- [RAW RECORDS]:
"""

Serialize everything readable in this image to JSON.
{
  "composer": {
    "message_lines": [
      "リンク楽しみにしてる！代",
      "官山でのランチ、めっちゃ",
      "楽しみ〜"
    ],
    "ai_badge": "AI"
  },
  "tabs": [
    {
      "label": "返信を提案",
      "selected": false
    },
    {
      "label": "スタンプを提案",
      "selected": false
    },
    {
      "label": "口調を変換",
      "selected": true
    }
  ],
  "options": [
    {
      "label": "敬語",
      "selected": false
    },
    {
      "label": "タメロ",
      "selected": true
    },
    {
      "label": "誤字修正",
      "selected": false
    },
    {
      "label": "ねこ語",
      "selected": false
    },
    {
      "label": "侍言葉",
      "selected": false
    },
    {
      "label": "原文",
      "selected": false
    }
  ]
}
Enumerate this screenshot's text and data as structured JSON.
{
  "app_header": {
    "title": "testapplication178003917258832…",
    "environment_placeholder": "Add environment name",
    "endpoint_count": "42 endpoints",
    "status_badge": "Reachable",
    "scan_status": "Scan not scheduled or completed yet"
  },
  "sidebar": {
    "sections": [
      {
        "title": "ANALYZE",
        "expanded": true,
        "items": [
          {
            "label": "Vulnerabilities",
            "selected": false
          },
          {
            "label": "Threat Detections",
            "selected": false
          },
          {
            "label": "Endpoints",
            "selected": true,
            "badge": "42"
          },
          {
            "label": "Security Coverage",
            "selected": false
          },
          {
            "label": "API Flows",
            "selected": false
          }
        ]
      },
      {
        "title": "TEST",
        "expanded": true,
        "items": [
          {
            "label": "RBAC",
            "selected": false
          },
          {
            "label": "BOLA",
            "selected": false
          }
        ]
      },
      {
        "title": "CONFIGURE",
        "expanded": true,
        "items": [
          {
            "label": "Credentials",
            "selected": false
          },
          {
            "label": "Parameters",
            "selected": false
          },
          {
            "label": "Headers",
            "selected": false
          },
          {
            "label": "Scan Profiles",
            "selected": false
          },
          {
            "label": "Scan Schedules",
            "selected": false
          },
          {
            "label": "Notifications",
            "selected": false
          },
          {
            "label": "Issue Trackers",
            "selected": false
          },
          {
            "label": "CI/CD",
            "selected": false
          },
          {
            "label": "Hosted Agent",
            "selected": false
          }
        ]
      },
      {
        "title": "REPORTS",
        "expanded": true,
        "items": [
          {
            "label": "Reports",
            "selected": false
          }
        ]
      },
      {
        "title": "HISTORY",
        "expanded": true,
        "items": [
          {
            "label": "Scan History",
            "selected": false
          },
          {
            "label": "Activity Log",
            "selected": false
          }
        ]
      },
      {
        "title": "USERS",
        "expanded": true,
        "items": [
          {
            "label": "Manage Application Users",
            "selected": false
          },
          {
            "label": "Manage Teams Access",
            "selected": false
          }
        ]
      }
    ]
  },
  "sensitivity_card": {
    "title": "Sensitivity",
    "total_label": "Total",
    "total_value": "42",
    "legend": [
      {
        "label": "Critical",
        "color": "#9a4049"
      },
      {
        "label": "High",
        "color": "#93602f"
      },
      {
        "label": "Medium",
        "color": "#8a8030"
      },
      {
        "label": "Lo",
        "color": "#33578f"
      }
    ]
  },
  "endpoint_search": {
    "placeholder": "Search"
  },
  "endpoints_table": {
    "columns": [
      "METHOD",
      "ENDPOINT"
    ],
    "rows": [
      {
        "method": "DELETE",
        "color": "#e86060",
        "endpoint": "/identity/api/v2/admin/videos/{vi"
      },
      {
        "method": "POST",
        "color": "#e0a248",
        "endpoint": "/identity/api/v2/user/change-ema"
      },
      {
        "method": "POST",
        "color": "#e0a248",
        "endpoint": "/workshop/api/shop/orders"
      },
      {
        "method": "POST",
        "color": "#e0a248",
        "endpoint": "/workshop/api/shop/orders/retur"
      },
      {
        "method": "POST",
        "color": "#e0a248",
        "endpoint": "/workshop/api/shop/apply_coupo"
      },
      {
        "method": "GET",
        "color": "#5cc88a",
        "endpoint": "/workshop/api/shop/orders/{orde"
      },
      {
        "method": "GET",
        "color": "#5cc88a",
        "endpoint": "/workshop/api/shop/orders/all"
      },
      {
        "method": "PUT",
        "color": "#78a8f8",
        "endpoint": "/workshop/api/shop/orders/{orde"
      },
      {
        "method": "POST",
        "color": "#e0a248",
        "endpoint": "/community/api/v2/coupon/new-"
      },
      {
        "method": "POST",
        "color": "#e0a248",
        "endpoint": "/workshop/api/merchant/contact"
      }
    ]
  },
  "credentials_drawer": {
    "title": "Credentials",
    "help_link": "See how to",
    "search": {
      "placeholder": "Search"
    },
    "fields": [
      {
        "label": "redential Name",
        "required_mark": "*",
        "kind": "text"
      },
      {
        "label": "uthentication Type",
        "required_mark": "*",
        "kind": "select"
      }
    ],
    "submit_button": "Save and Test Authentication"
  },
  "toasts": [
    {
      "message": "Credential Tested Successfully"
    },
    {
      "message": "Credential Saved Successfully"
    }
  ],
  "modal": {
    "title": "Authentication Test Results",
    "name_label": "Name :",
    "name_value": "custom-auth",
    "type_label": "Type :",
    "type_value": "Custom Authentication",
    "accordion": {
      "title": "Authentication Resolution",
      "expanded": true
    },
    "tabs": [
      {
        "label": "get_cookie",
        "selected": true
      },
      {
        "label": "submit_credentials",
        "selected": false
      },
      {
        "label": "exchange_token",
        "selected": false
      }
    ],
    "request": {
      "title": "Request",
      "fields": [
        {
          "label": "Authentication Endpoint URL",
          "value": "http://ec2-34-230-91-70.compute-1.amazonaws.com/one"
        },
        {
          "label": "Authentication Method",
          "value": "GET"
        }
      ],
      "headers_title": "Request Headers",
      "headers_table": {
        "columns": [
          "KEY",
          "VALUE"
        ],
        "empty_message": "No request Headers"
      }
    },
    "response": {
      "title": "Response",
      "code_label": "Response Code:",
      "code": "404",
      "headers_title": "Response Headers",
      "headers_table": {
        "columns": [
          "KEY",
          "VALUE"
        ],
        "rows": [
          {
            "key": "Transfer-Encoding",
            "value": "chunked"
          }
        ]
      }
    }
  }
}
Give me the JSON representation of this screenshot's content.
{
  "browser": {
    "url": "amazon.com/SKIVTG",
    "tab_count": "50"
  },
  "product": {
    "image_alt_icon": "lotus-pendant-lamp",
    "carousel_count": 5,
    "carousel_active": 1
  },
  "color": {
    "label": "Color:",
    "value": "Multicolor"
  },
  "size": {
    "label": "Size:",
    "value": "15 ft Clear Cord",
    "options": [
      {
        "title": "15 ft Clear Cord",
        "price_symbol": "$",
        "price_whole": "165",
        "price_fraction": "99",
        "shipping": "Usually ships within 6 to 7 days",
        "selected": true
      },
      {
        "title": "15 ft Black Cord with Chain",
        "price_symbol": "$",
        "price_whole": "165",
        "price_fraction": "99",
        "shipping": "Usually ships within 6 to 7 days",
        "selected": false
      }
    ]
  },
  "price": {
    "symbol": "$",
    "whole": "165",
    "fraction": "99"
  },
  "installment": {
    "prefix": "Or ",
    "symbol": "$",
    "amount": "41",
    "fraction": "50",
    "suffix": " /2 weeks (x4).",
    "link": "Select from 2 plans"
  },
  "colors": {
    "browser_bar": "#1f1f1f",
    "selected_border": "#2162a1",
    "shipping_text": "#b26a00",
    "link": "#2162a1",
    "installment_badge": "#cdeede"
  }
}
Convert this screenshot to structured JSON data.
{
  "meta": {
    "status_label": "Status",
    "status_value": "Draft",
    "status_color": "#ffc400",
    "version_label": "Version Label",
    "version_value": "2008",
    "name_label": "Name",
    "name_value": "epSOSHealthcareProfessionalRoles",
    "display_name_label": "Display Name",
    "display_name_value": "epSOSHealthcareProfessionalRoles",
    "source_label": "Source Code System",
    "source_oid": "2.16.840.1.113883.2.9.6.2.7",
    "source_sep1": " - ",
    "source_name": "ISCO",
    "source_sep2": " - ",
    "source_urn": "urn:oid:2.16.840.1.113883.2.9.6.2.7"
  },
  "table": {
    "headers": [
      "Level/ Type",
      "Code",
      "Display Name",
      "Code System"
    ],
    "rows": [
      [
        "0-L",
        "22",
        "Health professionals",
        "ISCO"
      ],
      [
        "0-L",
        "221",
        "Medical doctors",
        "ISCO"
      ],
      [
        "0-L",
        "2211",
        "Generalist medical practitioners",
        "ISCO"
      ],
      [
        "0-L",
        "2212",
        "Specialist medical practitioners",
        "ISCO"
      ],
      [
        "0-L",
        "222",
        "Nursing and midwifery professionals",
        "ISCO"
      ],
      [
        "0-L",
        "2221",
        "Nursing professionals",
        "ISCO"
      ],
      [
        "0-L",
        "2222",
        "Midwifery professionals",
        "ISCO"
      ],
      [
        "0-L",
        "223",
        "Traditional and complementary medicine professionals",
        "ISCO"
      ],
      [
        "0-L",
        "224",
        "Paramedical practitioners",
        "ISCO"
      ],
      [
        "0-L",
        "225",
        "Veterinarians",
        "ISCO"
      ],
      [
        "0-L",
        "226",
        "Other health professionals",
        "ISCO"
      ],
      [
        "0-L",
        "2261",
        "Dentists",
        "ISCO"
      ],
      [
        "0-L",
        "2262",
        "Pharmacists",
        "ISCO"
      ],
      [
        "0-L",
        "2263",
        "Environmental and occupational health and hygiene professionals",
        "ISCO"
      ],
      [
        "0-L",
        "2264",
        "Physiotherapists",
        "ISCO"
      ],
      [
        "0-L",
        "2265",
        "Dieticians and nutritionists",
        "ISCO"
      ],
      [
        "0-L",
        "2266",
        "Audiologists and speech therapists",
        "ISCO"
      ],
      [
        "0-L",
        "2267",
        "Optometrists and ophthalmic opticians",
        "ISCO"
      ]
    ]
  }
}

"""

- [WORK TO DO]: Tally up the lines in the records containing the word "System", then give the count and nothing else.

- [RESULT OF THIS TASK]: 2